TEXT EXCERPT |
# # # # # # #

Development of an Energy-Information Feedback System for a Smartphone Application

Elliott, Joseph January 2012 (has links)
Energy conservation and efficiency are often widely touted as non-controversial, cost-positive methods of reducing energy consumption and its associated environmental effects.  However, past programs to encourage residential energy efficiency and conservation have failed to make an impact.  A growing amount of research identifies energy feedback as a method to provide consumers with the information and motivation necessary to make appropriate energy-saving decisions.  JouleBug is a social, playful, mobile smartphone application designed to help users in the U.S. reduce energy consumption and live sustainably through behavioral changes.   This project initiated the design of an energy feedback system for JouleBug that provides estimates of a user’s energy savings for completing 38 residential energy saving actions.  Mathematical models were developed to estimate JouleBug users’ energy savings for each of the energy saving actions, based on 13 input parameters. A method was developed to aggregate each of the savings actions across various energy end-uses into a summary of the user’s energy savings over a given time period.  Additionally, the energy models were utilized to analyze an average user’s potential energy, cost, and greenhouse gas savings over a year. Research into the design components of effective feedback systems was applied in the context of JouleBug to compliment the engineering work.  The components of frequency, measurement unit, data granularity, recommended actions, and comparisons were examined.  Design suggestions based on these components that utilized the energy models to provide effective energy feedback to JouleBug’s users were proposed.  Finally, this report describes opportunities for future research using simple energy modeling methods to provide effective consumer energy feedback in a mobile smartphone application.

# # # # # # #

EXCERPTED RECORDS |
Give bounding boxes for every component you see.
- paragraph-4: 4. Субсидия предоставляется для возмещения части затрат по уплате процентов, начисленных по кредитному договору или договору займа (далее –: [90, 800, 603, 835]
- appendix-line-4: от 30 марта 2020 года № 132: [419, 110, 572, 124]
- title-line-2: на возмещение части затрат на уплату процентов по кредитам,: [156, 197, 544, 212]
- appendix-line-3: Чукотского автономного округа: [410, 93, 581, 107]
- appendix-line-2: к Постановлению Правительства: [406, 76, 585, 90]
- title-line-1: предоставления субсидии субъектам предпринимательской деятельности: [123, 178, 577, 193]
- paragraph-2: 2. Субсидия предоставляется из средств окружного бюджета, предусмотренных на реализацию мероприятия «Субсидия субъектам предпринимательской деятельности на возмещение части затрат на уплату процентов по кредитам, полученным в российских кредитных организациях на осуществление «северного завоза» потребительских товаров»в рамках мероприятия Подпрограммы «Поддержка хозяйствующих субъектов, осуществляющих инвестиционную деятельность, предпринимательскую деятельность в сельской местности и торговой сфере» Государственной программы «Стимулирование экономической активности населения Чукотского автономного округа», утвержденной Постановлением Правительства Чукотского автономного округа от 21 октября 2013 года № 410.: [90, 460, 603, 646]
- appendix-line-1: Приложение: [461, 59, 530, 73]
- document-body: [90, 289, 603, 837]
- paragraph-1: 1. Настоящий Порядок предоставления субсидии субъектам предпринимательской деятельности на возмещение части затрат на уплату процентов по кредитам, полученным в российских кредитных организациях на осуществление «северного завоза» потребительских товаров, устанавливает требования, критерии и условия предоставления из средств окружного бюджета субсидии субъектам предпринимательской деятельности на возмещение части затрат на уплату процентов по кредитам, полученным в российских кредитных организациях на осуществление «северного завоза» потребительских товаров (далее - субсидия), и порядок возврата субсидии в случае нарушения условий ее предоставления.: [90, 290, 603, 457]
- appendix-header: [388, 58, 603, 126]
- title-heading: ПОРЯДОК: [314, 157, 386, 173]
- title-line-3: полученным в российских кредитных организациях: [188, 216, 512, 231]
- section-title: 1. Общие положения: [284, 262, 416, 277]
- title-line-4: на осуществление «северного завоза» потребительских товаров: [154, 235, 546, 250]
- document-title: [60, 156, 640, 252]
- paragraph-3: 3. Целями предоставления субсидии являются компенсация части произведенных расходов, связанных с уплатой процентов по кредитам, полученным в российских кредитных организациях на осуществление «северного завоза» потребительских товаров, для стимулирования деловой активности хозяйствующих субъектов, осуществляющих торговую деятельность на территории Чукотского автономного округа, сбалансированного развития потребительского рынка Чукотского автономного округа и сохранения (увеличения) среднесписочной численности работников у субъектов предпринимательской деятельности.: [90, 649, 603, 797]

# # # # # # #

AIM OF THE EXERCISE |
Answer each question using the text on the JouleBug energy feedback system.
(a) For how many residential energy saving actions does the system estimate a user's savings?
(b) On how many input parameters are the mathematical models based?
(c) Which components of effective feedback systems were examined?
The listing comes from a source unrelated to the text on the JouleBug energy feedback system.

EXERCISE RESULT |
(a) 38
(b) 13
(c) Frequency, measurement unit, data granularity, recommended actions, and comparisons